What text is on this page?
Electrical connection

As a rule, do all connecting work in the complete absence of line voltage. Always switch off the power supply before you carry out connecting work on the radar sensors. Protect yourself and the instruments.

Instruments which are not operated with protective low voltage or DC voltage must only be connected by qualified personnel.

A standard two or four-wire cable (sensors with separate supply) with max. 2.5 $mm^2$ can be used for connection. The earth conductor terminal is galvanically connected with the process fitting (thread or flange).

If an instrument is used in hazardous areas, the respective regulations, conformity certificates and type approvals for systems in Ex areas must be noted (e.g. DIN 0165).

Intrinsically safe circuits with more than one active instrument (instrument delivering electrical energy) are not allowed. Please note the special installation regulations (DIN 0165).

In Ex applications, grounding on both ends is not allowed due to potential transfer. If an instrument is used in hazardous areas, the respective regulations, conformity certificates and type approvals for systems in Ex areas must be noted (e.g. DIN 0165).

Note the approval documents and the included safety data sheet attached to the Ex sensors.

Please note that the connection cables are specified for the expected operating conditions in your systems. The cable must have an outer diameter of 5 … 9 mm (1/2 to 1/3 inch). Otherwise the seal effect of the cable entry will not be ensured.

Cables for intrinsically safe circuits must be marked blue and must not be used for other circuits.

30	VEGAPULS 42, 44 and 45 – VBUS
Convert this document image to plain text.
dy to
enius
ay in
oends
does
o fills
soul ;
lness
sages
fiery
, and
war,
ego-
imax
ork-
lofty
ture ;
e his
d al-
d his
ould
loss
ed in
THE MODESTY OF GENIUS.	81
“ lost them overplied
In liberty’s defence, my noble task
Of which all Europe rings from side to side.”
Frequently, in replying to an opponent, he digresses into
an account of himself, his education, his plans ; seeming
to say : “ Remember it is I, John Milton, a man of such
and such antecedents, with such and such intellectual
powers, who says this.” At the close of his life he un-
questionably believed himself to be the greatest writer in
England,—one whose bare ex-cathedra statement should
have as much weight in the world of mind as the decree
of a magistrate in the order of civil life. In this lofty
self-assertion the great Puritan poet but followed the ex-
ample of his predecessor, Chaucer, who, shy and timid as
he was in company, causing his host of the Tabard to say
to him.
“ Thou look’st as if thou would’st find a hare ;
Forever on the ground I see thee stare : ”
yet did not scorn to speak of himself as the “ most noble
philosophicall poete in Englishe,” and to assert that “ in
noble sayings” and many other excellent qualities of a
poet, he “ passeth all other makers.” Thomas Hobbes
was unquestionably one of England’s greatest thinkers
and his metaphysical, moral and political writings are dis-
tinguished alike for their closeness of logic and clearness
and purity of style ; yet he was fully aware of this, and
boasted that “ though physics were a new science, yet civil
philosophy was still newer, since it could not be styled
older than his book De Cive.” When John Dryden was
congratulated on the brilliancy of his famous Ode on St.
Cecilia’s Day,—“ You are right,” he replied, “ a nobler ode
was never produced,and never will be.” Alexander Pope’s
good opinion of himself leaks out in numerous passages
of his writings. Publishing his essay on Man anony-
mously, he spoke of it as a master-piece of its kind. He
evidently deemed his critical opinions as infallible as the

**CHALLENGE:**
Only the lines from the one containing "Convert this document image to plain text." to the end of the records should be repeated, exactly as they appear.

**RESPONSE BELOW:**
Convert this document image to plain text.
dy to
enius
ay in
oends
does
o fills
soul ;
lness
sages
fiery
, and
war,
ego-
imax
ork-
lofty
ture ;
e his
d al-
d his
ould
loss
ed in
THE MODESTY OF GENIUS.	81
“ lost them overplied
In liberty’s defence, my noble task
Of which all Europe rings from side to side.”
Frequently, in replying to an opponent, he digresses into
an account of himself, his education, his plans ; seeming
to say : “ Remember it is I, John Milton, a man of such
and such antecedents, with such and such intellectual
powers, who says this.” At the close of his life he un-
questionably believed himself to be the greatest writer in
England,—one whose bare ex-cathedra statement should
have as much weight in the world of mind as the decree
of a magistrate in the order of civil life. In this lofty
self-assertion the great Puritan poet but followed the ex-
ample of his predecessor, Chaucer, who, shy and timid as
he was in company, causing his host of the Tabard to say
to him.
“ Thou look’st as if thou would’st find a hare ;
Forever on the ground I see thee stare : ”
yet did not scorn to speak of himself as the “ most noble
philosophicall poete in Englishe,” and to assert that “ in
noble sayings” and many other excellent qualities of a
poet, he “ passeth all other makers.” Thomas Hobbes
was unquestionably one of England’s greatest thinkers
and his metaphysical, moral and political writings are dis-
tinguished alike for their closeness of logic and clearness
and purity of style ; yet he was fully aware of this, and
boasted that “ though physics were a new science, yet civil
philosophy was still newer, since it could not be styled
older than his book De Cive.” When John Dryden was
congratulated on the brilliancy of his famous Ode on St.
Cecilia’s Day,—“ You are right,” he replied, “ a nobler ode
was never produced,and never will be.” Alexander Pope’s
good opinion of himself leaks out in numerous passages
of his writings. Publishing his essay on Man anony-
mously, he spoke of it as a master-piece of its kind. He
evidently deemed his critical opinions as infallible as the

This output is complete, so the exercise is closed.